__SET TASK__
Copy every record below exactly as written, but leave out the pictures.

## START

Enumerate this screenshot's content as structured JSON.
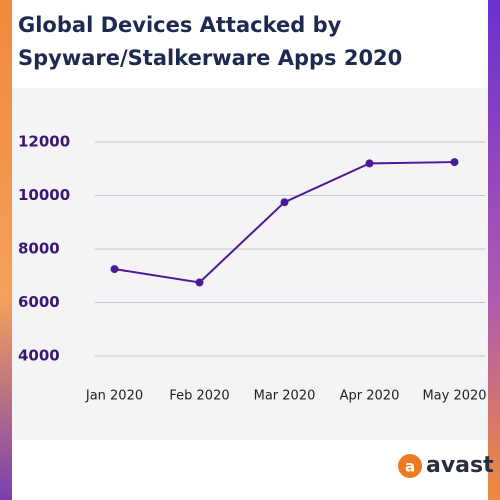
{
  "chart_data": {
    "type": "line",
    "title_lines": [
      "Global Devices Attacked by",
      "Spyware/Stalkerware Apps 2020"
    ],
    "categories": [
      "Jan 2020",
      "Feb 2020",
      "Mar 2020",
      "Apr 2020",
      "May 2020"
    ],
    "values": [
      7250,
      6750,
      9750,
      11200,
      11250
    ],
    "color": "#4a1a98",
    "ylim": [
      4000,
      12000
    ],
    "yticks": [
      4000,
      6000,
      8000,
      10000,
      12000
    ],
    "grid": true,
    "brand": "avast"
  }
}
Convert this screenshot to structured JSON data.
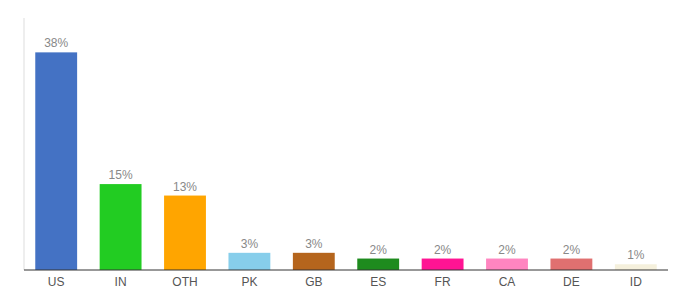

## END

__RESULT OF THE TASK__
Enumerate this screenshot's content as structured JSON.
{
  "chart_data": {
    "type": "line",
    "title_lines": [
      "Global Devices Attacked by",
      "Spyware/Stalkerware Apps 2020"
    ],
    "categories": [
      "Jan 2020",
      "Feb 2020",
      "Mar 2020",
      "Apr 2020",
      "May 2020"
    ],
    "values": [
      7250,
      6750,
      9750,
      11200,
      11250
    ],
    "color": "#4a1a98",
    "ylim": [
      4000,
      12000
    ],
    "yticks": [
      4000,
      6000,
      8000,
      10000,
      12000
    ],
    "grid": true,
    "brand": "avast"
  }
}
Convert this screenshot to structured JSON data.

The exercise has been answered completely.